• **TASK REQUIREMENTS**: Copy all lines below exactly as written. Leave pictures out.

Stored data
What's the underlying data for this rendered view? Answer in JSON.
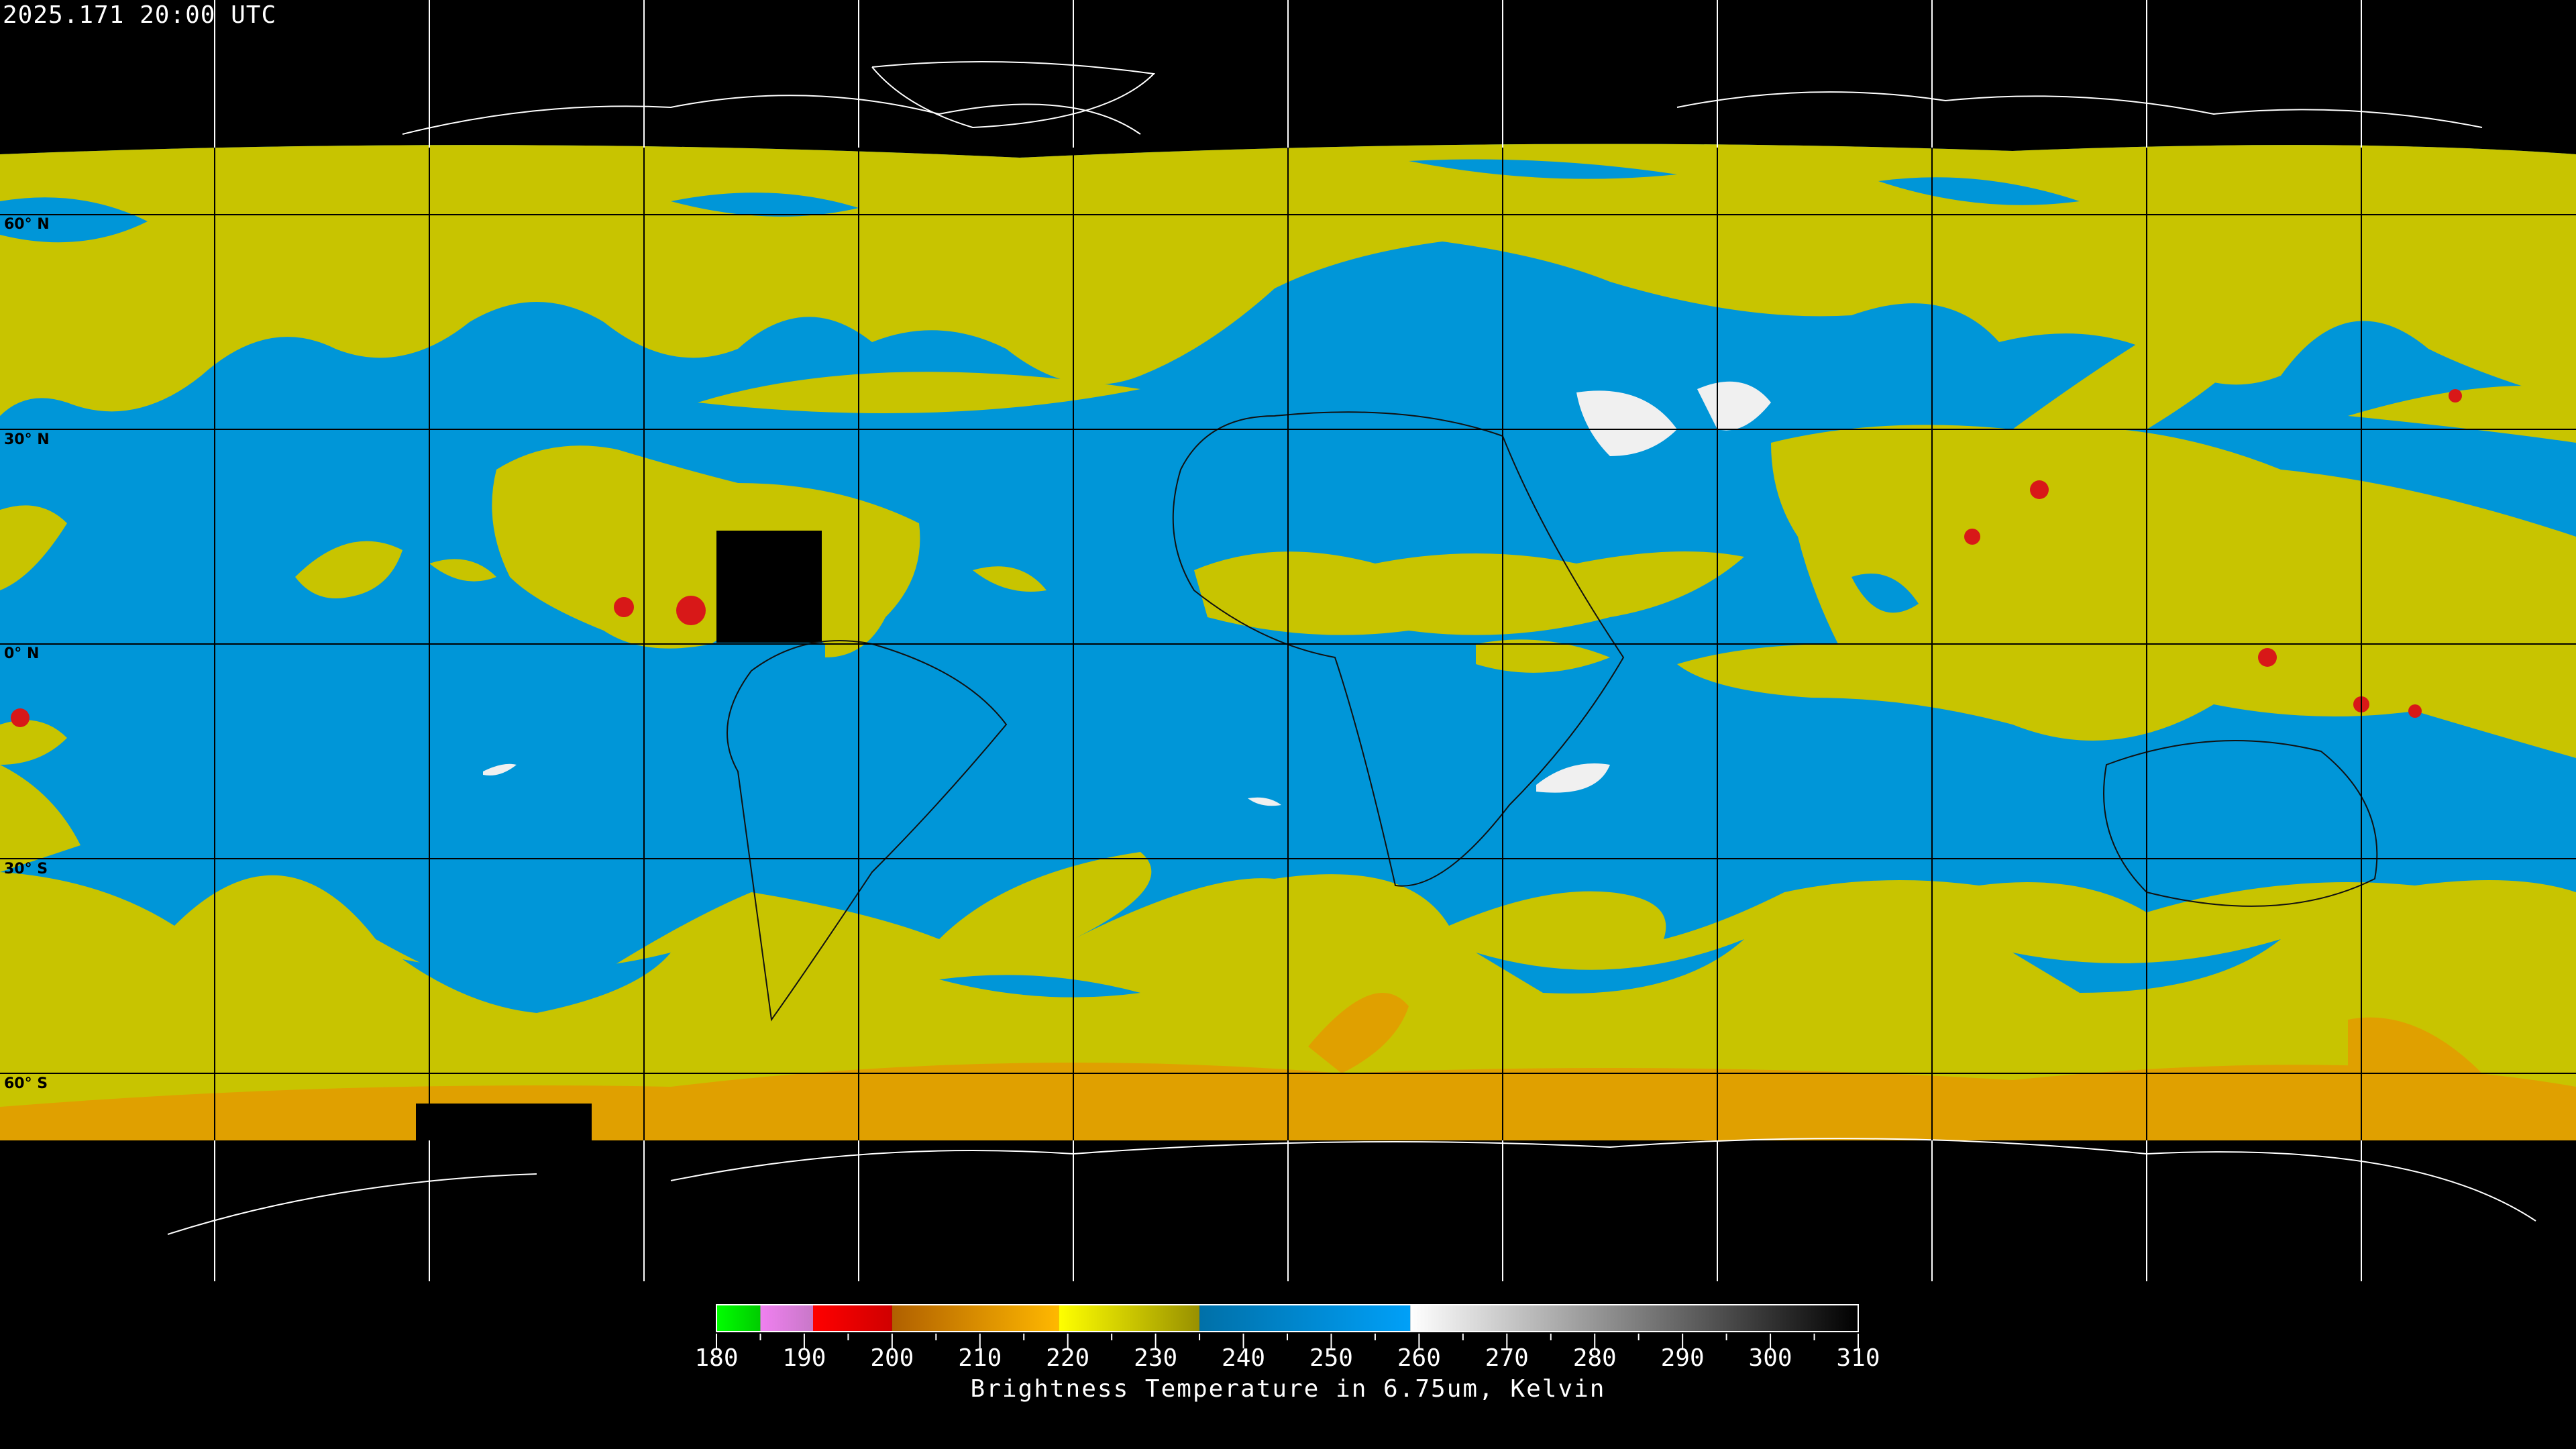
{
  "header": {
    "timestamp": "2025.171 20:00 UTC"
  },
  "map": {
    "latitude_labels": [
      "60° N",
      "30° N",
      "0° N",
      "30° S",
      "60° S"
    ],
    "colors": {
      "moist_high": "#c8c400",
      "dry": "#0096d8",
      "cold_tops": "#e0a000",
      "very_cold": "#d81818",
      "warm": "#f0f0f0",
      "no_data": "#000000"
    }
  },
  "colorbar": {
    "min": 180,
    "max": 310,
    "tick_labels": [
      "180",
      "190",
      "200",
      "210",
      "220",
      "230",
      "240",
      "250",
      "260",
      "270",
      "280",
      "290",
      "300",
      "310"
    ],
    "segments": [
      {
        "from": 180,
        "to": 185,
        "c0": "#00ff00",
        "c1": "#00cc00"
      },
      {
        "from": 185,
        "to": 191,
        "c0": "#f080f0",
        "c1": "#c878c8"
      },
      {
        "from": 191,
        "to": 200,
        "c0": "#ff0000",
        "c1": "#d00000"
      },
      {
        "from": 200,
        "to": 219,
        "c0": "#b06000",
        "c1": "#ffb800"
      },
      {
        "from": 219,
        "to": 235,
        "c0": "#ffff00",
        "c1": "#989000"
      },
      {
        "from": 235,
        "to": 259,
        "c0": "#0070a8",
        "c1": "#00a0f8"
      },
      {
        "from": 259,
        "to": 310,
        "c0": "#ffffff",
        "c1": "#000000"
      }
    ],
    "caption": "Brightness Temperature in 6.75um, Kelvin"
  }
}
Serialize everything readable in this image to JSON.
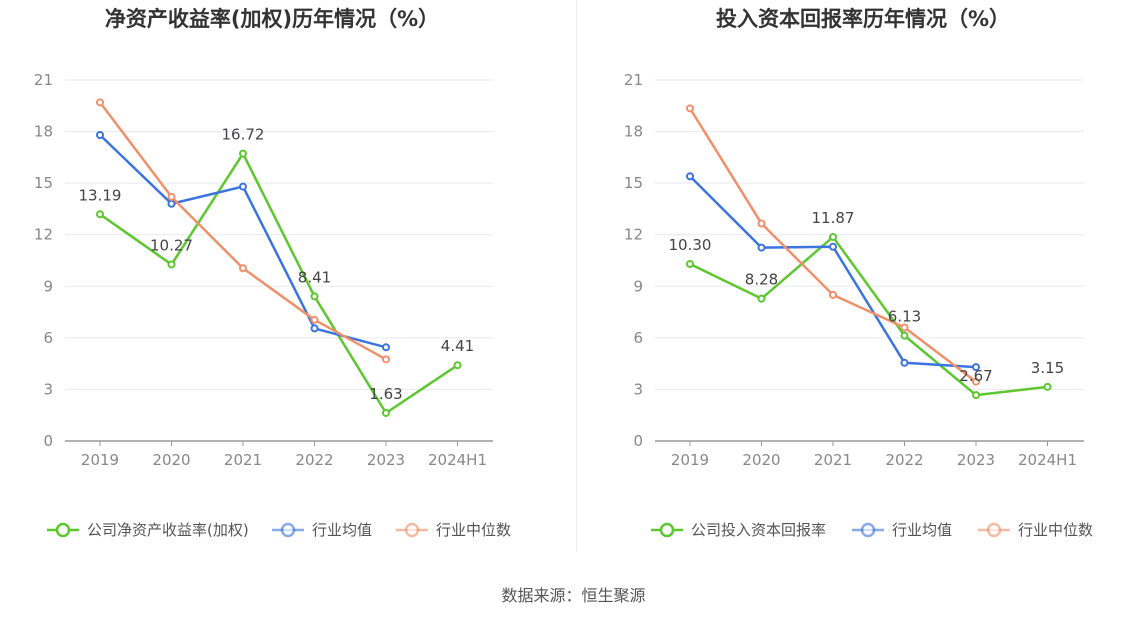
{
  "colors": {
    "company": "#5cc72f",
    "avg": "#3b74e0",
    "median": "#f0906a"
  },
  "source_label": "数据来源：恒生聚源",
  "chart_data": [
    {
      "type": "line",
      "title": "净资产收益率(加权)历年情况（%）",
      "categories": [
        "2019",
        "2020",
        "2021",
        "2022",
        "2023",
        "2024H1"
      ],
      "yticks": [
        "0",
        "3",
        "6",
        "9",
        "12",
        "15",
        "18",
        "21"
      ],
      "ylim": [
        0,
        21
      ],
      "series": [
        {
          "name": "公司净资产收益率(加权)",
          "values": [
            13.19,
            10.27,
            16.72,
            8.41,
            1.63,
            4.41
          ],
          "labels": [
            "13.19",
            "10.27",
            "16.72",
            "8.41",
            "1.63",
            "4.41"
          ]
        },
        {
          "name": "行业均值",
          "values": [
            17.8,
            13.8,
            14.8,
            6.55,
            5.45,
            null
          ]
        },
        {
          "name": "行业中位数",
          "values": [
            19.7,
            14.2,
            10.05,
            7.05,
            4.75,
            null
          ]
        }
      ]
    },
    {
      "type": "line",
      "title": "投入资本回报率历年情况（%）",
      "categories": [
        "2019",
        "2020",
        "2021",
        "2022",
        "2023",
        "2024H1"
      ],
      "yticks": [
        "0",
        "3",
        "6",
        "9",
        "12",
        "15",
        "18",
        "21"
      ],
      "ylim": [
        0,
        21
      ],
      "series": [
        {
          "name": "公司投入资本回报率",
          "values": [
            10.3,
            8.28,
            11.87,
            6.13,
            2.67,
            3.15
          ],
          "labels": [
            "10.30",
            "8.28",
            "11.87",
            "6.13",
            "2.67",
            "3.15"
          ]
        },
        {
          "name": "行业均值",
          "values": [
            15.4,
            11.25,
            11.3,
            4.55,
            4.3,
            null
          ]
        },
        {
          "name": "行业中位数",
          "values": [
            19.35,
            12.65,
            8.5,
            6.6,
            3.45,
            null
          ]
        }
      ]
    }
  ]
}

• **RESULT FOR THIS TASK**:
What's the underlying data for this rendered view? Answer in JSON.
{
  "header": {
    "timestamp": "2025.171 20:00 UTC"
  },
  "map": {
    "latitude_labels": [
      "60° N",
      "30° N",
      "0° N",
      "30° S",
      "60° S"
    ],
    "colors": {
      "moist_high": "#c8c400",
      "dry": "#0096d8",
      "cold_tops": "#e0a000",
      "very_cold": "#d81818",
      "warm": "#f0f0f0",
      "no_data": "#000000"
    }
  },
  "colorbar": {
    "min": 180,
    "max": 310,
    "tick_labels": [
      "180",
      "190",
      "200",
      "210",
      "220",
      "230",
      "240",
      "250",
      "260",
      "270",
      "280",
      "290",
      "300",
      "310"
    ],
    "segments": [
      {
        "from": 180,
        "to": 185,
        "c0": "#00ff00",
        "c1": "#00cc00"
      },
      {
        "from": 185,
        "to": 191,
        "c0": "#f080f0",
        "c1": "#c878c8"
      },
      {
        "from": 191,
        "to": 200,
        "c0": "#ff0000",
        "c1": "#d00000"
      },
      {
        "from": 200,
        "to": 219,
        "c0": "#b06000",
        "c1": "#ffb800"
      },
      {
        "from": 219,
        "to": 235,
        "c0": "#ffff00",
        "c1": "#989000"
      },
      {
        "from": 235,
        "to": 259,
        "c0": "#0070a8",
        "c1": "#00a0f8"
      },
      {
        "from": 259,
        "to": 310,
        "c0": "#ffffff",
        "c1": "#000000"
      }
    ],
    "caption": "Brightness Temperature in 6.75um, Kelvin"
  }
}
Serialize everything readable in this image to JSON.
{
  "colors": {
    "company": "#5cc72f",
    "avg": "#3b74e0",
    "median": "#f0906a"
  },
  "source_label": "数据来源：恒生聚源",
  "chart_data": [
    {
      "type": "line",
      "title": "净资产收益率(加权)历年情况（%）",
      "categories": [
        "2019",
        "2020",
        "2021",
        "2022",
        "2023",
        "2024H1"
      ],
      "yticks": [
        "0",
        "3",
        "6",
        "9",
        "12",
        "15",
        "18",
        "21"
      ],
      "ylim": [
        0,
        21
      ],
      "series": [
        {
          "name": "公司净资产收益率(加权)",
          "values": [
            13.19,
            10.27,
            16.72,
            8.41,
            1.63,
            4.41
          ],
          "labels": [
            "13.19",
            "10.27",
            "16.72",
            "8.41",
            "1.63",
            "4.41"
          ]
        },
        {
          "name": "行业均值",
          "values": [
            17.8,
            13.8,
            14.8,
            6.55,
            5.45,
            null
          ]
        },
        {
          "name": "行业中位数",
          "values": [
            19.7,
            14.2,
            10.05,
            7.05,
            4.75,
            null
          ]
        }
      ]
    },
    {
      "type": "line",
      "title": "投入资本回报率历年情况（%）",
      "categories": [
        "2019",
        "2020",
        "2021",
        "2022",
        "2023",
        "2024H1"
      ],
      "yticks": [
        "0",
        "3",
        "6",
        "9",
        "12",
        "15",
        "18",
        "21"
      ],
      "ylim": [
        0,
        21
      ],
      "series": [
        {
          "name": "公司投入资本回报率",
          "values": [
            10.3,
            8.28,
            11.87,
            6.13,
            2.67,
            3.15
          ],
          "labels": [
            "10.30",
            "8.28",
            "11.87",
            "6.13",
            "2.67",
            "3.15"
          ]
        },
        {
          "name": "行业均值",
          "values": [
            15.4,
            11.25,
            11.3,
            4.55,
            4.3,
            null
          ]
        },
        {
          "name": "行业中位数",
          "values": [
            19.35,
            12.65,
            8.5,
            6.6,
            3.45,
            null
          ]
        }
      ]
    }
  ]
}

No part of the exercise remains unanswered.